### [Goal]
Please print the passage below on Gary Butte's art word for word, between "After Garry Butte" and "is lined up.", inclusive.

### [Passage to read]
Tuesday, May 14, 2013

After Garry Butte

I have long been fascinated by the art of Gary Butte. A young St. Lucian painter, his work reflects nothing of the traditional pastoral views of the famous twin Pitons of Soufriere, no fishermen, no sea scapes or landscapes. My usual comment on his work is 'not a Piton in sight.' Gary seems to have dug down past his young imagination to find some memory, some connection with some perception of African images, touched with Amerindian motifs. He has thus produced some of the most unique work, certainly among his St. Lucian contemporaries, and it would be good to have good art reviewers see how he compares with contemporaries in other Caribbean nations. With the help of the Alliance Francaise he has toured Martinique and Grenada, and has gone as far as London with his exhibitions. A tour of Mexico is lined up.

### [Information shown]
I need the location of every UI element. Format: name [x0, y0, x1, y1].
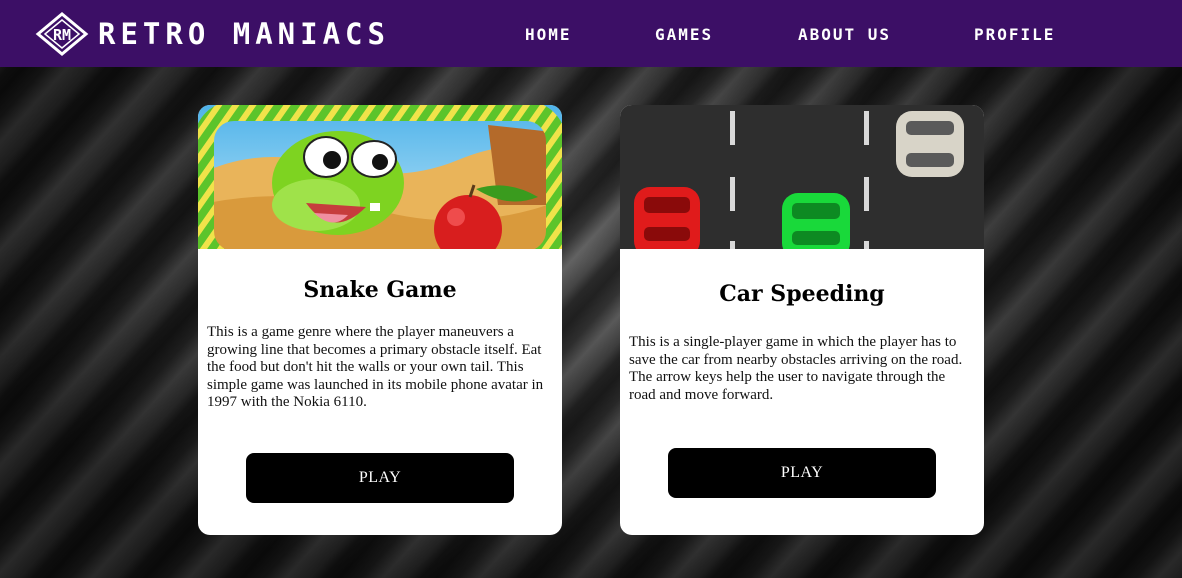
- nav-about-link[interactable]: ABOUT US: [798, 25, 891, 44]
- game-card-car-speeding: Car Speeding This is a single-player gam…: [620, 105, 984, 535]
- card-title: Snake Game: [303, 277, 457, 303]
- card-description: This is a single-player game in which th…: [629, 334, 963, 403]
- card-description: This is a game genre where the player ma…: [207, 324, 544, 410]
- nav-profile-link[interactable]: PROFILE: [974, 25, 1055, 44]
- game-card-snake: Snake Game This is a game genre where th…: [198, 105, 562, 535]
- snake-game-image: [198, 105, 562, 249]
- main-nav: HOME GAMES ABOUT US PROFILE: [0, 0, 1182, 67]
- red-car-icon: [634, 187, 700, 249]
- play-button[interactable]: PLAY: [246, 453, 514, 503]
- nav-games-link[interactable]: GAMES: [655, 25, 713, 44]
- car-speeding-image: [620, 105, 984, 249]
- white-car-icon: [896, 111, 964, 177]
- card-title: Car Speeding: [719, 281, 885, 307]
- nav-home-link[interactable]: HOME: [525, 25, 572, 44]
- top-navbar: RM RETRO MANIACS HOME GAMES ABOUT US PRO…: [0, 0, 1182, 67]
- play-button[interactable]: PLAY: [668, 448, 936, 498]
- green-car-icon: [782, 193, 850, 249]
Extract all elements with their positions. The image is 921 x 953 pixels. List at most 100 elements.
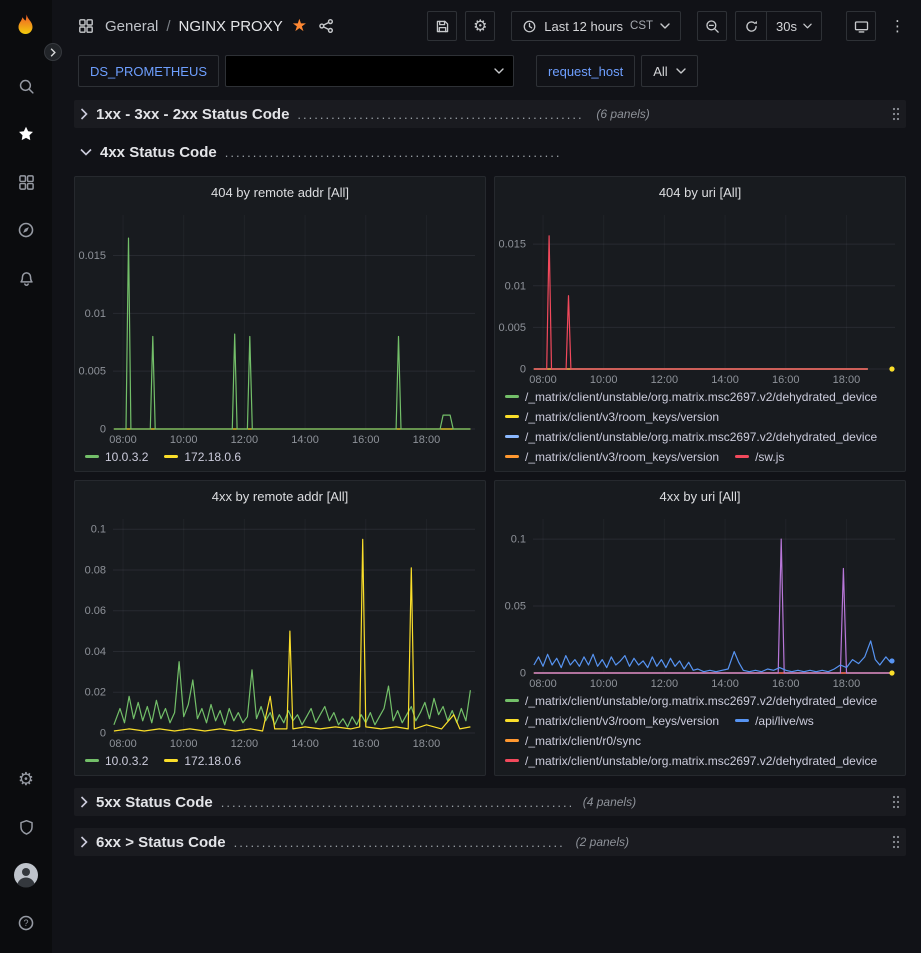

### [Result]
After Garry Butte

I have long been fascinated by the art of Gary Butte. A young St. Lucian painter, his work reflects nothing of the traditional pastoral views of the famous twin Pitons of Soufriere, no fishermen, no sea scapes or landscapes. My usual comment on his work is 'not a Piton in sight.' Gary seems to have dug down past his young imagination to find some memory, some connection with some perception of African images, touched with Amerindian motifs. He has thus produced some of the most unique work, certainly among his St. Lucian contemporaries, and it would be good to have good art reviewers see how he compares with contemporaries in other Caribbean nations. With the help of the Alliance Francaise he has toured Martinique and Grenada, and has gone as far as London with his exhibitions. A tour of Mexico is lined up.